What to produce => Pick out every line holding the string "Pool" and copy it.

Recorded information =>
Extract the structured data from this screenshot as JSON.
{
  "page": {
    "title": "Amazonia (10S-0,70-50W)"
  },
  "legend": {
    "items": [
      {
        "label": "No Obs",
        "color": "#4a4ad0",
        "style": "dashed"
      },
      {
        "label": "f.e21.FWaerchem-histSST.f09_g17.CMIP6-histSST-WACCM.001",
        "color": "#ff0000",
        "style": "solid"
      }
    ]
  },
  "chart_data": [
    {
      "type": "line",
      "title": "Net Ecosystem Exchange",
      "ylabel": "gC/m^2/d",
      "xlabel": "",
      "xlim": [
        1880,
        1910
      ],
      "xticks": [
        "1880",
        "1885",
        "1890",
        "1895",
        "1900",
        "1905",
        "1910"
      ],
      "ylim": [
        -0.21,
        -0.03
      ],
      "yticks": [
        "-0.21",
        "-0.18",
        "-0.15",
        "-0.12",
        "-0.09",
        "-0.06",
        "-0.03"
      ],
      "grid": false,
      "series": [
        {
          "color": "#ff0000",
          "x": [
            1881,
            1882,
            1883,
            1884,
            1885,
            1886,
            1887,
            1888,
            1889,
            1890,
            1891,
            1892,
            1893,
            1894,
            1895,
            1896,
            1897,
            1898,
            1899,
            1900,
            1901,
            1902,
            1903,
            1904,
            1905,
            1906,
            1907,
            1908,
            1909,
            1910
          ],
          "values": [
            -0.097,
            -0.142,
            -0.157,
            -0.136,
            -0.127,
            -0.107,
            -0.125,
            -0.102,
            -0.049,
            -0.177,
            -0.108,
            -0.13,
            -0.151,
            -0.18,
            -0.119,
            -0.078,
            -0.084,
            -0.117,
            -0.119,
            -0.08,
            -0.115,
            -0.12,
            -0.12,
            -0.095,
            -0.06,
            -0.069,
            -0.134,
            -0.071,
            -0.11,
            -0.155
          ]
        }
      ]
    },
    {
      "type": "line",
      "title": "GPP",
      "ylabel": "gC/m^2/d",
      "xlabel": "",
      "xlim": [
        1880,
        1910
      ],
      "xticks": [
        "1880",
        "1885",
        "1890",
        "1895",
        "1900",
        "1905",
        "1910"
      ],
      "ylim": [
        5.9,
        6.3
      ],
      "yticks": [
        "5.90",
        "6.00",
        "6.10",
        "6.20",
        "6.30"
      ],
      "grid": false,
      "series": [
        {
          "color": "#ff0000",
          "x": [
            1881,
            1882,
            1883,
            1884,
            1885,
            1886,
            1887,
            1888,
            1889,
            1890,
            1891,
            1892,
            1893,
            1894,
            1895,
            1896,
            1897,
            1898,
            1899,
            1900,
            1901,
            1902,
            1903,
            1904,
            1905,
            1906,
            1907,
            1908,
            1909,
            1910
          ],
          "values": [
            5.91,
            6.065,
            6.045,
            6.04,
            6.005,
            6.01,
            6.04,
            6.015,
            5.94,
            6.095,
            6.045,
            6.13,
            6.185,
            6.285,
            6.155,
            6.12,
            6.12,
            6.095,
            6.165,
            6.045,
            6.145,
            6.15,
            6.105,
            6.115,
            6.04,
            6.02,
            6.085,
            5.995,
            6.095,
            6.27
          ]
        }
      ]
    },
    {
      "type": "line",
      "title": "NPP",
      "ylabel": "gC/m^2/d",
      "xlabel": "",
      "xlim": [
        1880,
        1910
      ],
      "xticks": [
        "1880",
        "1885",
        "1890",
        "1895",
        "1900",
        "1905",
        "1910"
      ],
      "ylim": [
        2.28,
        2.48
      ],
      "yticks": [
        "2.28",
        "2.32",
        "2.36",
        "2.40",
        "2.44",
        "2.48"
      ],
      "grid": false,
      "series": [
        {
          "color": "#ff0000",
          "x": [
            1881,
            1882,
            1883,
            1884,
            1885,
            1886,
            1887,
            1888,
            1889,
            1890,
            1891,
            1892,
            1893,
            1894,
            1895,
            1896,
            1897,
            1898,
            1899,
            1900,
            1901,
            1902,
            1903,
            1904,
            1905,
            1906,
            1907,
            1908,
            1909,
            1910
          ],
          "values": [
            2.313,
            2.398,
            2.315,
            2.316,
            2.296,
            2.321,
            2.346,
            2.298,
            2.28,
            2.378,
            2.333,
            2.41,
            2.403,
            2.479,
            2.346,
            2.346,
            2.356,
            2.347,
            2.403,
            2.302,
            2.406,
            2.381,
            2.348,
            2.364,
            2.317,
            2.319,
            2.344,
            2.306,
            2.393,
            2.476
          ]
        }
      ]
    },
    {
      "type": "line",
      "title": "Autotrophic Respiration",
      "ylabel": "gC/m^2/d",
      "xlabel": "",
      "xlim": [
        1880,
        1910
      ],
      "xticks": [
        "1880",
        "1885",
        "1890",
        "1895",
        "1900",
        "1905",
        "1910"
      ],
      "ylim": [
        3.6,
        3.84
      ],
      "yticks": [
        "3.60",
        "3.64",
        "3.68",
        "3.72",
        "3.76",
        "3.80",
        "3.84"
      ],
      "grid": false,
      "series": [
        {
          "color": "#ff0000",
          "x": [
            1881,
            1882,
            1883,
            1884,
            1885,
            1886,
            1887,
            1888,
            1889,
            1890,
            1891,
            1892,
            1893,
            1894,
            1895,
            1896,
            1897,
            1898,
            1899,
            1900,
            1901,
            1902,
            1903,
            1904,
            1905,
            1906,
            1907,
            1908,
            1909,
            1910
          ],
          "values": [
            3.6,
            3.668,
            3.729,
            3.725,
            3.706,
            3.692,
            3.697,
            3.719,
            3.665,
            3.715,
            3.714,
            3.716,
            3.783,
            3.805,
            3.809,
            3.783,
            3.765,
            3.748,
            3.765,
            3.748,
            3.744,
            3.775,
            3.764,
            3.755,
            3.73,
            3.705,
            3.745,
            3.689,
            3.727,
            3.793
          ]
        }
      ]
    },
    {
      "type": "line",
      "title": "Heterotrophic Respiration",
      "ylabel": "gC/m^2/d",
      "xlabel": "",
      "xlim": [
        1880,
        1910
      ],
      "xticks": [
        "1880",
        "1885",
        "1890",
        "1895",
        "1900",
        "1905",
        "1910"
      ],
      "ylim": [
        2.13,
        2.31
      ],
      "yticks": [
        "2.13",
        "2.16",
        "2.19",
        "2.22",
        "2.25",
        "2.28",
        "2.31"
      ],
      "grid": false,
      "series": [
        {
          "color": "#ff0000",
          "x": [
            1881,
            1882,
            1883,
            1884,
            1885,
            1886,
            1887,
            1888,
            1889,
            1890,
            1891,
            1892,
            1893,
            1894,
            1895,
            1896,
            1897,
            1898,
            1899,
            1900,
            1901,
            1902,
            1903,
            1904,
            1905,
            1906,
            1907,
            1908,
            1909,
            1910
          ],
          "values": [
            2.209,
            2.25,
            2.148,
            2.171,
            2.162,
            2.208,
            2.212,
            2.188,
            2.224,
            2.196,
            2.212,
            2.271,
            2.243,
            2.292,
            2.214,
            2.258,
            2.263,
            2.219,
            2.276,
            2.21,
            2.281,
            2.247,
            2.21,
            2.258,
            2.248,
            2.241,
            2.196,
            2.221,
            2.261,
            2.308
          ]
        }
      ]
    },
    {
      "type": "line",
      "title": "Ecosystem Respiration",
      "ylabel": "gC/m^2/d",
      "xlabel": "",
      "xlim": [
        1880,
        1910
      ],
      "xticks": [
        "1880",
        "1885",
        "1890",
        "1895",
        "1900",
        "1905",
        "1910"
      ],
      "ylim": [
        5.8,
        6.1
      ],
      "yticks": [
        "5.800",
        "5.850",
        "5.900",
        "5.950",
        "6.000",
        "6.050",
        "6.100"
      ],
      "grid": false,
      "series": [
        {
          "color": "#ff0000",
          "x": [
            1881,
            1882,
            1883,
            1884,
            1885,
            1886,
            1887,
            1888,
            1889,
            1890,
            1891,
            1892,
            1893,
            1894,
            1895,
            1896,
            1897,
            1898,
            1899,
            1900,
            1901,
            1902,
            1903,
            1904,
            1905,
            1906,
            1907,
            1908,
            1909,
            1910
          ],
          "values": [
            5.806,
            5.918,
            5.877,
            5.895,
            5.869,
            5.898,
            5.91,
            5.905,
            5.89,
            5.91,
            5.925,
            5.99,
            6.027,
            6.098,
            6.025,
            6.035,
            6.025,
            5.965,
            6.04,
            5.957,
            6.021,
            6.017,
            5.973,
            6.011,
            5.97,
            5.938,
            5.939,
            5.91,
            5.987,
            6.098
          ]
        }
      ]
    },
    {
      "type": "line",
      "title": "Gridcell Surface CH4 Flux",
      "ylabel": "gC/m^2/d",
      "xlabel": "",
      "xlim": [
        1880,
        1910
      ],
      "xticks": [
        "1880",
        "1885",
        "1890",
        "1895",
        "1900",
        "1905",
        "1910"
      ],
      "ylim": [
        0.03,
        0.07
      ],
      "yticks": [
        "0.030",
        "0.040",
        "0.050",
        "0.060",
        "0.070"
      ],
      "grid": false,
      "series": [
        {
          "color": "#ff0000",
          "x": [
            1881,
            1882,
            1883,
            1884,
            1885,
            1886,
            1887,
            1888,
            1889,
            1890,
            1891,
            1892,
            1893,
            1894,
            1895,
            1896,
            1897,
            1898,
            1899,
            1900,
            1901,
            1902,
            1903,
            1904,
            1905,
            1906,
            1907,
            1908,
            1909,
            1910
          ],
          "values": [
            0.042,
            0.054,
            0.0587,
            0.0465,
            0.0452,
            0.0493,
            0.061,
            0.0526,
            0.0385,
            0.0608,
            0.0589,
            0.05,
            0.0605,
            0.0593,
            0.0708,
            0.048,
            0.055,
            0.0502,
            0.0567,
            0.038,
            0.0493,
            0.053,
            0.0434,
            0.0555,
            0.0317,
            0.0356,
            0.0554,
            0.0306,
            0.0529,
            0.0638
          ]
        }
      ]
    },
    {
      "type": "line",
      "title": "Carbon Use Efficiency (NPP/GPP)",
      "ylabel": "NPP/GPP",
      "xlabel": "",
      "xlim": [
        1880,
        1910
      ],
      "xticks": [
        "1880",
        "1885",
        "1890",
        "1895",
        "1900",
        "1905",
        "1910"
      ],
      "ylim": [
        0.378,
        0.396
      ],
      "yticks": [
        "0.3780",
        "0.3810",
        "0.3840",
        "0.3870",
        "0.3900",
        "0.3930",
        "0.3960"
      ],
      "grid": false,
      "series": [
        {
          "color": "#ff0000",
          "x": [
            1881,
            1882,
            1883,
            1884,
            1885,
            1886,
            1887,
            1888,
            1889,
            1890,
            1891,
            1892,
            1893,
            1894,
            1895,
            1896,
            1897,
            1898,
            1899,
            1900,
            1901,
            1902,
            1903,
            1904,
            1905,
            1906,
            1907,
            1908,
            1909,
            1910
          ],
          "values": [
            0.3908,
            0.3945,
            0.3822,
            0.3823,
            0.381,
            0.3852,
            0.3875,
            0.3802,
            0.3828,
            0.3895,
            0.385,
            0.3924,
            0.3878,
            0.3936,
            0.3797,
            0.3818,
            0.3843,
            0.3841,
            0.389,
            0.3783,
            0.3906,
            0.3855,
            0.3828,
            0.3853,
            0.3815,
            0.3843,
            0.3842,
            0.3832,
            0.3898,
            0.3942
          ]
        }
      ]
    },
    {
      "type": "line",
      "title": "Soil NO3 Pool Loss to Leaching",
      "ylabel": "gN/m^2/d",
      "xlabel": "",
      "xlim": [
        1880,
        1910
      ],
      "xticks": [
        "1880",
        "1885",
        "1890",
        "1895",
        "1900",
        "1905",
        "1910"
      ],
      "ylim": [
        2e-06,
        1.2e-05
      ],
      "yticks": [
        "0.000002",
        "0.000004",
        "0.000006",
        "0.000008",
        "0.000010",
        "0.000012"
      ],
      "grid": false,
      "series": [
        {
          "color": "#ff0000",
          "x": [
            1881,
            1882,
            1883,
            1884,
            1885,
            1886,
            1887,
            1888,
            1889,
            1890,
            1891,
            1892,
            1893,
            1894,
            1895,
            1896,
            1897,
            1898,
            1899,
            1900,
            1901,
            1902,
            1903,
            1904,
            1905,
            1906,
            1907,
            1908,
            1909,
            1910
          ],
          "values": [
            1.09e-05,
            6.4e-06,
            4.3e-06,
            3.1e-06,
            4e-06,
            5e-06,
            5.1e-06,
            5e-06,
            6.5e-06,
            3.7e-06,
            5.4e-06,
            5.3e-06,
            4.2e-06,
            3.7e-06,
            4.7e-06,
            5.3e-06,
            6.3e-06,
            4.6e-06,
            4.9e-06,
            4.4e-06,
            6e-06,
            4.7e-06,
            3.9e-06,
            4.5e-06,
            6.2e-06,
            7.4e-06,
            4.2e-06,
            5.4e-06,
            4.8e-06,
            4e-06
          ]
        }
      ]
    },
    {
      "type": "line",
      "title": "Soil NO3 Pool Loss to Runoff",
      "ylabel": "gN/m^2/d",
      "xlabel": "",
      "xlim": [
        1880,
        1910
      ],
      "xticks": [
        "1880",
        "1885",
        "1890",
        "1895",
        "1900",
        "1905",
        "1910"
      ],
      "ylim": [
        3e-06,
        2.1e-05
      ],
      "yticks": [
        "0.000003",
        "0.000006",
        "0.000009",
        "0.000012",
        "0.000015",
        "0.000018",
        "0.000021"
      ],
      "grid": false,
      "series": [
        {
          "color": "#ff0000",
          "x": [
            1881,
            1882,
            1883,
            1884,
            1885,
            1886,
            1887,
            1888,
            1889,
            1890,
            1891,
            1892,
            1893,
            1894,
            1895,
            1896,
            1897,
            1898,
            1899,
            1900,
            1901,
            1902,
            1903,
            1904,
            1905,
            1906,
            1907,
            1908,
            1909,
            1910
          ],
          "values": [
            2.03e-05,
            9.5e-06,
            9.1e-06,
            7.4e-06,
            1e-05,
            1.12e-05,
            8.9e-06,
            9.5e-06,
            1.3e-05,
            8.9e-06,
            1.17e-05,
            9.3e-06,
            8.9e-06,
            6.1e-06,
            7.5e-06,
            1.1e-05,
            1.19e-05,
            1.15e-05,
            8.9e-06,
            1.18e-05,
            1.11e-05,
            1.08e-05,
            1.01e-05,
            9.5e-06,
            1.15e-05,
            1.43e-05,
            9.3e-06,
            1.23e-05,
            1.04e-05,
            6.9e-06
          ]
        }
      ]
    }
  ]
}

Output for this exercise =>
      "title": "Soil NO3 Pool Loss to Leaching",
      "title": "Soil NO3 Pool Loss to Runoff",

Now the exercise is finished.